● PROBLEM REQUIREMENTS:
The records underneath are to be repeated exactly, with the pictures left out.

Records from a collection
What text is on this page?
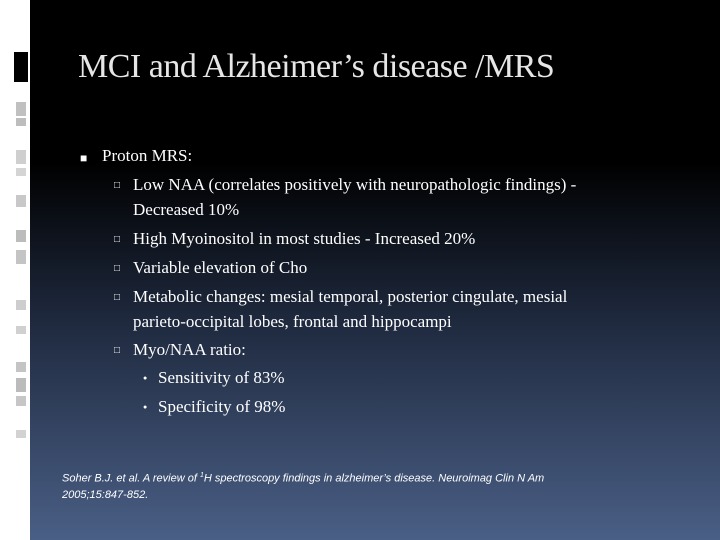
MCI and Alzheimer’s disease /MRS
■ Proton MRS:
□ Low NAA (correlates positively with neuropathologic findings) -
Decreased 10%
□ High Myoinositol in most studies - Increased 20%
□ Variable elevation of Cho
□ Metabolic changes: mesial temporal, posterior cingulate, mesial
parieto-occipital lobes, frontal and hippocampi
□ Myo/NAA ratio:
● Sensitivity of 83%
● Specificity of 98%
Soher B.J. et al. A review of $^1$H spectroscopy findings in alzheimer’s disease. Neuroimag Clin N Am
2005;15:847-852.
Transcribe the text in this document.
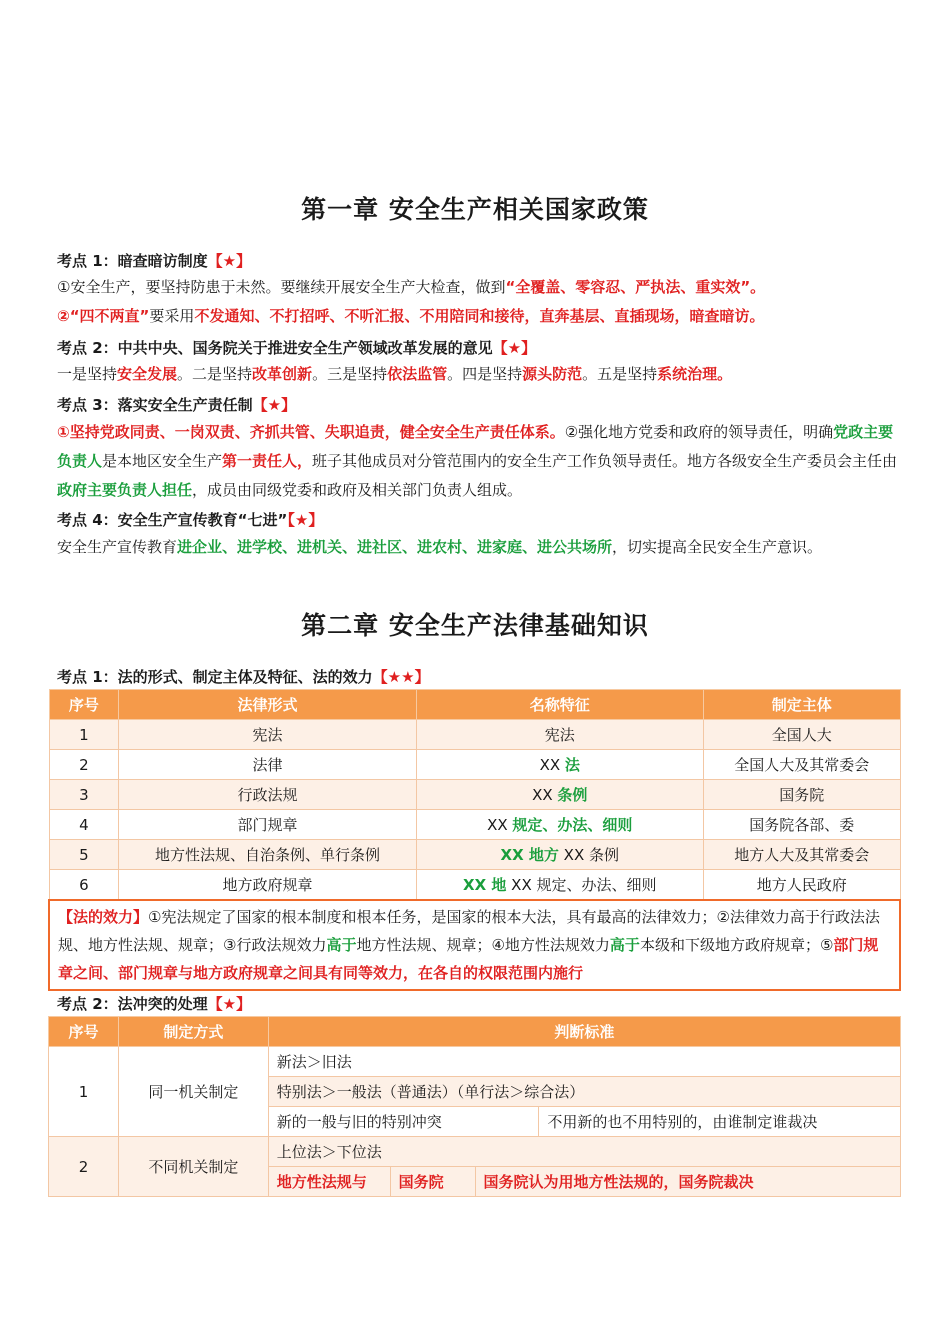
第一章 安全生产相关国家政策
考点 1：暗查暗访制度【★】
①安全生产，要坚持防患于未然。要继续开展安全生产大检查，做到“全覆盖、零容忍、严执法、重实效”。
②“四不两直”要采用不发通知、不打招呼、不听汇报、不用陪同和接待，直奔基层、直插现场，暗查暗访。
考点 2：中共中央、国务院关于推进安全生产领域改革发展的意见【★】
一是坚持安全发展。二是坚持改革创新。三是坚持依法监管。四是坚持源头防范。五是坚持系统治理。
考点 3：落实安全生产责任制【★】
①坚持党政同责、一岗双责、齐抓共管、失职追责，健全安全生产责任体系。②强化地方党委和政府的领导责任，明确党政主要负责人是本地区安全生产第一责任人，班子其他成员对分管范围内的安全生产工作负领导责任。地方各级安全生产委员会主任由政府主要负责人担任，成员由同级党委和政府及相关部门负责人组成。
考点 4：安全生产宣传教育“七进”【★】
安全生产宣传教育进企业、进学校、进机关、进社区、进农村、进家庭、进公共场所，切实提高全民安全生产意识。
第二章 安全生产法律基础知识
考点 1：法的形式、制定主体及特征、法的效力【★★】
序号	法律形式	名称特征	制定主体
1	宪法	宪法	全国人大
2	法律	XX 法	全国人大及其常委会
3	行政法规	XX 条例	国务院
4	部门规章	XX 规定、办法、细则	国务院各部、委
5	地方性法规、自治条例、单行条例	XX 地方 XX 条例	地方人大及其常委会
6	地方政府规章	XX 地 XX 规定、办法、细则	地方人民政府
【法的效力】①宪法规定了国家的根本制度和根本任务，是国家的根本大法，具有最高的法律效力；②法律效力高于行政法法规、地方性法规、规章；③行政法规效力高于地方性法规、规章；④地方性法规效力高于本级和下级地方政府规章；⑤部门规章之间、部门规章与地方政府规章之间具有同等效力，在各自的权限范围内施行			
考点 2：法冲突的处理【★】
序号	制定方式	判断标准			
1	同一机关制定	新法＞旧法			
		特别法＞一般法（普通法）（单行法＞综合法）			
		新的一般与旧的特别冲突			不用新的也不用特别的，由谁制定谁裁决
2	不同机关制定	上位法＞下位法			
		地方性法规与	国务院	国务院认为用地方性法规的，国务院裁决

● RESPONSE TO THIS TASK:
What text is on this page?
MCI and Alzheimer’s disease /MRS
■ Proton MRS:
□ Low NAA (correlates positively with neuropathologic findings) -
Decreased 10%
□ High Myoinositol in most studies - Increased 20%
□ Variable elevation of Cho
□ Metabolic changes: mesial temporal, posterior cingulate, mesial
parieto-occipital lobes, frontal and hippocampi
□ Myo/NAA ratio:
● Sensitivity of 83%
● Specificity of 98%
Soher B.J. et al. A review of $^1$H spectroscopy findings in alzheimer’s disease. Neuroimag Clin N Am
2005;15:847-852.
Transcribe the text in this document.
第一章 安全生产相关国家政策
考点 1：暗查暗访制度【★】
①安全生产，要坚持防患于未然。要继续开展安全生产大检查，做到“全覆盖、零容忍、严执法、重实效”。
②“四不两直”要采用不发通知、不打招呼、不听汇报、不用陪同和接待，直奔基层、直插现场，暗查暗访。
考点 2：中共中央、国务院关于推进安全生产领域改革发展的意见【★】
一是坚持安全发展。二是坚持改革创新。三是坚持依法监管。四是坚持源头防范。五是坚持系统治理。
考点 3：落实安全生产责任制【★】
①坚持党政同责、一岗双责、齐抓共管、失职追责，健全安全生产责任体系。②强化地方党委和政府的领导责任，明确党政主要负责人是本地区安全生产第一责任人，班子其他成员对分管范围内的安全生产工作负领导责任。地方各级安全生产委员会主任由政府主要负责人担任，成员由同级党委和政府及相关部门负责人组成。
考点 4：安全生产宣传教育“七进”【★】
安全生产宣传教育进企业、进学校、进机关、进社区、进农村、进家庭、进公共场所，切实提高全民安全生产意识。
第二章 安全生产法律基础知识
考点 1：法的形式、制定主体及特征、法的效力【★★】
序号	法律形式	名称特征	制定主体
1	宪法	宪法	全国人大
2	法律	XX 法	全国人大及其常委会
3	行政法规	XX 条例	国务院
4	部门规章	XX 规定、办法、细则	国务院各部、委
5	地方性法规、自治条例、单行条例	XX 地方 XX 条例	地方人大及其常委会
6	地方政府规章	XX 地 XX 规定、办法、细则	地方人民政府
【法的效力】①宪法规定了国家的根本制度和根本任务，是国家的根本大法，具有最高的法律效力；②法律效力高于行政法法规、地方性法规、规章；③行政法规效力高于地方性法规、规章；④地方性法规效力高于本级和下级地方政府规章；⑤部门规章之间、部门规章与地方政府规章之间具有同等效力，在各自的权限范围内施行			
考点 2：法冲突的处理【★】
序号	制定方式	判断标准			
1	同一机关制定	新法＞旧法			
		特别法＞一般法（普通法）（单行法＞综合法）			
		新的一般与旧的特别冲突			不用新的也不用特别的，由谁制定谁裁决
2	不同机关制定	上位法＞下位法			
		地方性法规与	国务院	国务院认为用地方性法规的，国务院裁决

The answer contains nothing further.